Aim. Copy out all lines with the word "Treasury" in them.

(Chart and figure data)
□ □ □ □ □ □ □

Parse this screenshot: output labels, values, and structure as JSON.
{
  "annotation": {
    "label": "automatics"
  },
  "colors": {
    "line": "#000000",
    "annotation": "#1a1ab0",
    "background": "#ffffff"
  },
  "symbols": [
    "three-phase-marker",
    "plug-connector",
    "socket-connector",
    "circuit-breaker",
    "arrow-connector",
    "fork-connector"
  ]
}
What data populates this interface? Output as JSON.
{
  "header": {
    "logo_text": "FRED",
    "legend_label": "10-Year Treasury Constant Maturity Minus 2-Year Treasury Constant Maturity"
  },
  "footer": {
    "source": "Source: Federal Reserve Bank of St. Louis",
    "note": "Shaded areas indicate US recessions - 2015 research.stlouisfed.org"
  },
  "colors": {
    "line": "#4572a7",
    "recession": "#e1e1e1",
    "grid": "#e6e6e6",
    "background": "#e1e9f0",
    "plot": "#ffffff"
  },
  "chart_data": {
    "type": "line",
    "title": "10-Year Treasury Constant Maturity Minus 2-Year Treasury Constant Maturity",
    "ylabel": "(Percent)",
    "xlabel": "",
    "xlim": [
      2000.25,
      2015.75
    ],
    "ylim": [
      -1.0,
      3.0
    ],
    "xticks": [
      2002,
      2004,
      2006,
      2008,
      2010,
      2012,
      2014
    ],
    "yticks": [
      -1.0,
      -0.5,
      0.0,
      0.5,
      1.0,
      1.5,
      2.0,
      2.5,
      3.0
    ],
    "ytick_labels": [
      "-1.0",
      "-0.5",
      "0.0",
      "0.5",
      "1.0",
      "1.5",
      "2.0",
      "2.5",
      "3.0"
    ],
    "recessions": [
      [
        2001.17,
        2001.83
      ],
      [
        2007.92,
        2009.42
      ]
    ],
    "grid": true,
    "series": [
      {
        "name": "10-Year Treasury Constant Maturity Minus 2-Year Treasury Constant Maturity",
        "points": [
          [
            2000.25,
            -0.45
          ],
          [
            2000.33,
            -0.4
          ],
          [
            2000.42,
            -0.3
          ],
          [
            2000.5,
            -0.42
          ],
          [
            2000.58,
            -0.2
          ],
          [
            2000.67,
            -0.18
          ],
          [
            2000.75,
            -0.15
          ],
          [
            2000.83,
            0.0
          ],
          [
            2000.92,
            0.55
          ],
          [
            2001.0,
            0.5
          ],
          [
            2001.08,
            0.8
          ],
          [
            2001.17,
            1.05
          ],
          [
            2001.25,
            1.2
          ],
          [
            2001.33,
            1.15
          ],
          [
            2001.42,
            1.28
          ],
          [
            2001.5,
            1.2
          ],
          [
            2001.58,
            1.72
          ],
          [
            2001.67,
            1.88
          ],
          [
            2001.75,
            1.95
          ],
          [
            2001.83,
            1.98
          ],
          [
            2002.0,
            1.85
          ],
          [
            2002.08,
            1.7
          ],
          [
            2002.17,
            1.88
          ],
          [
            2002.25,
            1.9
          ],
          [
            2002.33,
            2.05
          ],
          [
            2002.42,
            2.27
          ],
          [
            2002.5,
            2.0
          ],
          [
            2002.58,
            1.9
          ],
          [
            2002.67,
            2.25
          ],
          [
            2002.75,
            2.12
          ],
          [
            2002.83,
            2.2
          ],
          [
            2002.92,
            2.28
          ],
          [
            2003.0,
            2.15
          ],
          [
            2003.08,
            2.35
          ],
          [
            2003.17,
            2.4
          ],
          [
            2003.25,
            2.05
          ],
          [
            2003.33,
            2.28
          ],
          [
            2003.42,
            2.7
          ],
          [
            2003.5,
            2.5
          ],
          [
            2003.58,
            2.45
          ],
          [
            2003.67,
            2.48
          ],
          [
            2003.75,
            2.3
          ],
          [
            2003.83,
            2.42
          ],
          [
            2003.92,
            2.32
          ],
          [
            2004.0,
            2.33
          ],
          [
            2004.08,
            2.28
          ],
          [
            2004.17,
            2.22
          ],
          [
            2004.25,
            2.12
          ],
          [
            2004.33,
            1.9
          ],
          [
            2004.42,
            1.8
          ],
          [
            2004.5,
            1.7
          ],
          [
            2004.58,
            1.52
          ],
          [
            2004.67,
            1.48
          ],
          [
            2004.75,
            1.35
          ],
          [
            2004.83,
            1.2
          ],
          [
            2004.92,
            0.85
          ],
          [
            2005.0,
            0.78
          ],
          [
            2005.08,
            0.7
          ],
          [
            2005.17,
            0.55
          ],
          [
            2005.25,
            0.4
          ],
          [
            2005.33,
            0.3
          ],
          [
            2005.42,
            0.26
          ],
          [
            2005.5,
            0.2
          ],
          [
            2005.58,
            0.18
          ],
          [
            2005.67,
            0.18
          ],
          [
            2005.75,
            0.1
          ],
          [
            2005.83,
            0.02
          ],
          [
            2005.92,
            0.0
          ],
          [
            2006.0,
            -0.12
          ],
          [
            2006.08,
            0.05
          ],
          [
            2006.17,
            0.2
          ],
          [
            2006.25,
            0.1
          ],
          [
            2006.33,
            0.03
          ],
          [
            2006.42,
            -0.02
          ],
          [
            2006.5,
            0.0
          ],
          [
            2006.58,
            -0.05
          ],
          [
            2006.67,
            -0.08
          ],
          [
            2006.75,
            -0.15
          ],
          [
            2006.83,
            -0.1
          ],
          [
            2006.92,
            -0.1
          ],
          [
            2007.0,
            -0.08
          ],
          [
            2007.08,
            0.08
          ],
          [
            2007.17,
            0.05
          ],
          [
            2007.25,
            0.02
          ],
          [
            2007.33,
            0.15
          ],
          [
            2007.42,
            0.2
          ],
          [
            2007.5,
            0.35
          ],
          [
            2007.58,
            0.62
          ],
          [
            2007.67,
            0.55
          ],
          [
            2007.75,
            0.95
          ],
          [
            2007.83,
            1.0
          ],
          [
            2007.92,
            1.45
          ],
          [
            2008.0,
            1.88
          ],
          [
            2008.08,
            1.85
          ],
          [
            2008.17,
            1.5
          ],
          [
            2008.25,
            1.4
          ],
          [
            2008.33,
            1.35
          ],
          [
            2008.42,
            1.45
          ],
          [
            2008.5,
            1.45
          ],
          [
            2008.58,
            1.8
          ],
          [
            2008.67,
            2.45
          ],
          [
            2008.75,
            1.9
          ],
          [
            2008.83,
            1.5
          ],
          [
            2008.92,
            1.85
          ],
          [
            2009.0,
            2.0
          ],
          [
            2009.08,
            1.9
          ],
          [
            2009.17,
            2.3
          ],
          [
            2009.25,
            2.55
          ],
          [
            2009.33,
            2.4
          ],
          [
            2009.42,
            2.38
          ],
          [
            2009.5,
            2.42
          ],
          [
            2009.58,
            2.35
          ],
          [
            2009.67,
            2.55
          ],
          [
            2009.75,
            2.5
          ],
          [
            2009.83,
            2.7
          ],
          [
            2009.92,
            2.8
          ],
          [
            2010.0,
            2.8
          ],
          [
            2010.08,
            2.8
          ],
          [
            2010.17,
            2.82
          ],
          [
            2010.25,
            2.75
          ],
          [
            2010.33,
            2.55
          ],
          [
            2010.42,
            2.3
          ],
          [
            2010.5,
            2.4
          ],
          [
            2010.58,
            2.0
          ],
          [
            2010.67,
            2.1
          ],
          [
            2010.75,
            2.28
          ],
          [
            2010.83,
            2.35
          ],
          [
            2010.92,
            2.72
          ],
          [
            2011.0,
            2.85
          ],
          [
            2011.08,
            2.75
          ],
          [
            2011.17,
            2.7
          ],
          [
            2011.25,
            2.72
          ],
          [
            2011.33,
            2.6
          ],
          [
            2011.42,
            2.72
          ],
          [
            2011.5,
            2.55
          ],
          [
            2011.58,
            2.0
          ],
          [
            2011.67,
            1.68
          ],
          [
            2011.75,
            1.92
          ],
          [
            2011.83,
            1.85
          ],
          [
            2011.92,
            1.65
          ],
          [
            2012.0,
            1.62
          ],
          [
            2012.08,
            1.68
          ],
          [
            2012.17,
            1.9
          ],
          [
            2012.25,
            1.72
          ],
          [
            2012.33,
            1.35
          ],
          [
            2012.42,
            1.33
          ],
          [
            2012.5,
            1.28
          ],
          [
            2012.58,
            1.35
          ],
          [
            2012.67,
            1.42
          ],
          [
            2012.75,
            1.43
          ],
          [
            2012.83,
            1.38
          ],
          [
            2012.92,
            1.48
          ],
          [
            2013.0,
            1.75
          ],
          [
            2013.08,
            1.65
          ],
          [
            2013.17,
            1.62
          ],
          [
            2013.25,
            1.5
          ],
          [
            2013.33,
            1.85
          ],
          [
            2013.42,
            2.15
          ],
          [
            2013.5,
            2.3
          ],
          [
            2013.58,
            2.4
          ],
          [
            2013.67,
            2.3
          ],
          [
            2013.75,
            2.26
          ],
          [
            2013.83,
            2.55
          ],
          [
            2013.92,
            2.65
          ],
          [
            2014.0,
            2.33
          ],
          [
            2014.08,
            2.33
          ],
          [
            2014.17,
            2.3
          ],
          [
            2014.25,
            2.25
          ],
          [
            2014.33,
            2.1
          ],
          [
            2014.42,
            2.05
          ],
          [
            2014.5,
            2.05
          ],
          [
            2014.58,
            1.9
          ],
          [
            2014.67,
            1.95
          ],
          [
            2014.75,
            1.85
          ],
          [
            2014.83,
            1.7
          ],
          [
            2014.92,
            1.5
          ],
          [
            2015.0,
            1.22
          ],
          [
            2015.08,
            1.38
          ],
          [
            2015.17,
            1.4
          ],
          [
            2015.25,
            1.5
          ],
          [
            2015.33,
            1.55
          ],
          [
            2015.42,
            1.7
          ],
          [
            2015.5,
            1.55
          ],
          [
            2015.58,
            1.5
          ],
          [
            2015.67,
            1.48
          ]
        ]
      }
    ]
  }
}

□ □ □ □ □ □ □

Output.
    "legend_label": "10-Year Treasury Constant Maturity Minus 2-Year Treasury Constant Maturity"
    "title": "10-Year Treasury Constant Maturity Minus 2-Year Treasury Constant Maturity",
        "name": "10-Year Treasury Constant Maturity Minus 2-Year Treasury Constant Maturity",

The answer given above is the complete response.